_Поставленная задача 1:_
Какие две вещи, согласно фрагменту об истине и культуре, нужны, чтобы разговор на эту тему не свелся к перетасовыванию «высоких слов»?
_Поставленная задача 2:_
Перепишите дословно отрывок из фрагмента об истине и культуре: начните с того места, где стоят слова «Что до параметров, то», и остановитесь после слов «онтологического – порядка.».

_Исходный фрагмент:_
Тема «истина и культура» – необъятна, она из числа тех, разговор о которых обычно исчерпывается перетасовыванием «высоких слов»: собеседник прекращает обсуждение «не потому, что осознал, а потому, что иссяк», как говорилось в милицейском протоколе о гражданине, «нарушавшем постановление номер 28 на забор...» Здесь, в этой теме – простор для ни к чему не обязывающих заявлений, лишённых маломальской строгости утверждений, выспренних фраз. Чтобы избежать этого популярного, но лично мне не симпатичного занятия, необходимы, по-моему, две вещи: 1) возможно более чёткое обозначение параметров темы; 2) постановка реальной проблемы. ...В данном случае при постановке проблемы очень важно предварительное /6/ решение вопроса о теоретико-познавательном статусе любого специального знания...
Что до параметров, то они обозначаются тем фактом, что возможные пределы постижения истины в каждом отдельном случае обусловлены культурой данного социума; с другой стороны, однако, истина не зависит ни от какой культуры, поскольку она по сущности объективна. Следовательно, налицо двоякого рода зависимость – культуры от истины, но и истины от культуры. Из истории науки, однако, известно, что за такими тривиальными формулами скрыты глубинные закономерности гораздо более фундаментального – метафизического, онтологического – порядка.
Эти соображения позволяют динамически взглянуть на отношение истины и культуры, благодаря чему должна стать понятной представленная здесь постановка основной эпистемологической и общекультурной проблемы. Истина, обретаемая в ходе исторического развития, превращает в заблуждение основную массу духовной продукции человечества. Значит, с позиции истины культура – это, так сказать, «кладбище ошибок». В основе контроверзы – общегуманитарная философская проблема самоценности прогресса: либо жизнь во всех проявлениях одинаково ценна, либо по сравнению с последующими стадиями развития старые стадии лишаются ценности, сохраняя лишь исторический интерес. Эта сторона дела – не что иное, как проблема культурного наследия в историческом времени. Между тем в общем содержательном плане такой гносеолого-эпистемологический подход к культуре, представляющий последнюю чуть ли не как воплощённое заблуждение, настоятельно требует соответствующего переосмысления взаимоотношения истины и заблуждения.
Наглядной популярной иллюстрацией к эскизно очерченным здесь теоретическим суждениям может служить дилемма египетских пирамид: это великое творение культуры бессмысленно с точки зрения тех, кто не верит в бессмертие и загробную жизнь фараонов. Значит, если бы средства, сэкономленные на этом строительстве, «пустить в дело» – на что-то «более полезное» («печной горшок тебе дороже...»), на облегчение «жизни трудящихся», например, – мир никогда не узнал бы о существовании этих самых трудящихся за отсутствием культурных свидетельств их бытия. Получается, что символическое значение предпочтительнее «материального» бытия. Верно это рассуждение или перед нами элементарный софизм – ответ на этот вопрос, оказывается, отнюдь не прост, но необходим, ибо таково предварительное эпистемологическое условие анализа категориального аппарата теории культуры.

_Предоставленный материал:_
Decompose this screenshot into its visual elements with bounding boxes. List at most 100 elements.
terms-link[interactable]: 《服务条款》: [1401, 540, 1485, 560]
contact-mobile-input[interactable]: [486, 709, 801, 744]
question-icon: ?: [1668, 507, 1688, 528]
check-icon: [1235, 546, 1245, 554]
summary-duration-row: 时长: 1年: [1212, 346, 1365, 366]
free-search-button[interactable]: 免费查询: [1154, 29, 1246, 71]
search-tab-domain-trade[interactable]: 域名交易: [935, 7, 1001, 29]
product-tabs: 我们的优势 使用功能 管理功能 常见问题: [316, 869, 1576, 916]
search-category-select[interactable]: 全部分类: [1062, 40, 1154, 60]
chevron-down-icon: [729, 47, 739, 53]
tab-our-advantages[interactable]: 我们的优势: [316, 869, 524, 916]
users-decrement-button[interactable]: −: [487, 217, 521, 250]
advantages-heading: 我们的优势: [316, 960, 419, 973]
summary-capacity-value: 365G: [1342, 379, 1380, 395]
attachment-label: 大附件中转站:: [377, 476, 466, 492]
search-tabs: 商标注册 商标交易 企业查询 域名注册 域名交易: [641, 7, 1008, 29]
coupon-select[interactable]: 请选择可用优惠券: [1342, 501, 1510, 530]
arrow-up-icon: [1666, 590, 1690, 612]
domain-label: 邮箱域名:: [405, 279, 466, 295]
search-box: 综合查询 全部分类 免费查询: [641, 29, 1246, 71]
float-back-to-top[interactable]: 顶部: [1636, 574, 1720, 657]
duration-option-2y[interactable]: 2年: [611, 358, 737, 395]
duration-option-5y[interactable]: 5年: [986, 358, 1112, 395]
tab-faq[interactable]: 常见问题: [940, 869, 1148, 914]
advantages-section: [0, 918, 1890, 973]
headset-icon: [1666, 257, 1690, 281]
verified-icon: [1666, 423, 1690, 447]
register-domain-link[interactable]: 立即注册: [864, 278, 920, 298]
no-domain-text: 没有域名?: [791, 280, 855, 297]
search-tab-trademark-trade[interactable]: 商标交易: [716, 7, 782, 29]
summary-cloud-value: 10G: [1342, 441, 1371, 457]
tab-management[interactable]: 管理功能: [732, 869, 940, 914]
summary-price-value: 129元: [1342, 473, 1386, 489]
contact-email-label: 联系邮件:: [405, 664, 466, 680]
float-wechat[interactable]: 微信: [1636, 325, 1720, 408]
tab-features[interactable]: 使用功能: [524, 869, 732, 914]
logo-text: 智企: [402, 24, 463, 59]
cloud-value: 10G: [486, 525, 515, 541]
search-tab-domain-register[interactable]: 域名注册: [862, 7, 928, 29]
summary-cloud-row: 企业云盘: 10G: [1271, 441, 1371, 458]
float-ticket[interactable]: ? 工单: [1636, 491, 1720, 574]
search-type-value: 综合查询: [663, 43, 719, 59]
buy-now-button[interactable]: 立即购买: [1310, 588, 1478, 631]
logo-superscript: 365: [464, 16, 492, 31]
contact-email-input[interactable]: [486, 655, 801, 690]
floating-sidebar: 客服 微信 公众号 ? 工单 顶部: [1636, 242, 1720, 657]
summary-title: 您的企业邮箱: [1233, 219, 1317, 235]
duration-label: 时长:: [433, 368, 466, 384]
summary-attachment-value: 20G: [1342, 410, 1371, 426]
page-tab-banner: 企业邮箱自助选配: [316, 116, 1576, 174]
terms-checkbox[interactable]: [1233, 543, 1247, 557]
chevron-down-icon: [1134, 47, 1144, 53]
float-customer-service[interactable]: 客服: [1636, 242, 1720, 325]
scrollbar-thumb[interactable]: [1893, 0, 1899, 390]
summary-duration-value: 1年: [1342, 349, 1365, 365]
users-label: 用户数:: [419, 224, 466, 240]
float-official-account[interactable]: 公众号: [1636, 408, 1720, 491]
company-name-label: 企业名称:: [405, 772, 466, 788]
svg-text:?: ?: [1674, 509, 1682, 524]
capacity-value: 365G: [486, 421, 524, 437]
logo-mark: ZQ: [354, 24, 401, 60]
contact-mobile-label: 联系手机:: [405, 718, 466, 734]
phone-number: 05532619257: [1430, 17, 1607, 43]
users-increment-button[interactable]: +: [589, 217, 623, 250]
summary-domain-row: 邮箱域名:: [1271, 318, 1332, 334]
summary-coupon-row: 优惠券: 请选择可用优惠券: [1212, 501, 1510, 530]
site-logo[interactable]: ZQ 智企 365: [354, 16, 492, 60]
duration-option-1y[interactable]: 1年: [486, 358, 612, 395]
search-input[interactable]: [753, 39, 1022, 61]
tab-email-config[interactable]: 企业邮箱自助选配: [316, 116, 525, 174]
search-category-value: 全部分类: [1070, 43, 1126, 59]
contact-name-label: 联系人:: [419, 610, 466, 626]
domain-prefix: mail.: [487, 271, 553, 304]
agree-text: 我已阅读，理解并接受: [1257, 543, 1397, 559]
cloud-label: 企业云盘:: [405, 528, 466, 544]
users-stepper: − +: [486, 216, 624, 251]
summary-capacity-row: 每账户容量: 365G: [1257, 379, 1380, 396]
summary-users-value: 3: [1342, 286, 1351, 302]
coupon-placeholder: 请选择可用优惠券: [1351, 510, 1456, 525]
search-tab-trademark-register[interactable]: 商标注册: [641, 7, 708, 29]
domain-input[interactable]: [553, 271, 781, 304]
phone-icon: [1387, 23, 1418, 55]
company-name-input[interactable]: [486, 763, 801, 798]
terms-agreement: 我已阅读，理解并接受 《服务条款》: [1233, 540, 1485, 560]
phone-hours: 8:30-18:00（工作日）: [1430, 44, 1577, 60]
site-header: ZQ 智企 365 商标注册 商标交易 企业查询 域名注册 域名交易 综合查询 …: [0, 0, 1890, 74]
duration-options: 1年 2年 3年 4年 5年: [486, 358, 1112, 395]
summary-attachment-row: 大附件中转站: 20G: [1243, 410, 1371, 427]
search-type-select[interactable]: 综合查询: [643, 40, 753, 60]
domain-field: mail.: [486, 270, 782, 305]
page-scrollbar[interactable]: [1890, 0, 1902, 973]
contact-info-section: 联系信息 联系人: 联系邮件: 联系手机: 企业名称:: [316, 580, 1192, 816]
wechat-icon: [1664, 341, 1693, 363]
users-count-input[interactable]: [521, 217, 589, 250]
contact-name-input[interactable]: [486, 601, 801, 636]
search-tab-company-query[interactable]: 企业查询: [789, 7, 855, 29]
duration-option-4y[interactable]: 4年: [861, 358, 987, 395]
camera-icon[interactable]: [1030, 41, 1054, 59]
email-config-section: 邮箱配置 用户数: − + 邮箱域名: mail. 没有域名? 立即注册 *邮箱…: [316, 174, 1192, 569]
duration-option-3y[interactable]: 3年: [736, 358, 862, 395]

_Результат выполнения 1:_
Возможно более чёткое обозначение параметров темы и постановка реальной проблемы.

_Результат выполнения 2:_
Что до параметров, то они обозначаются тем фактом, что возможные пределы постижения истины в каждом отдельном случае обусловлены культурой данного социума; с другой стороны, однако, истина не зависит ни от какой культуры, поскольку она по сущности объективна. Следовательно, налицо двоякого рода зависимость – культуры от истины, но и истины от культуры. Из истории науки, однако, известно, что за такими тривиальными формулами скрыты глубинные закономерности гораздо более фундаментального – метафизического, онтологического – порядка.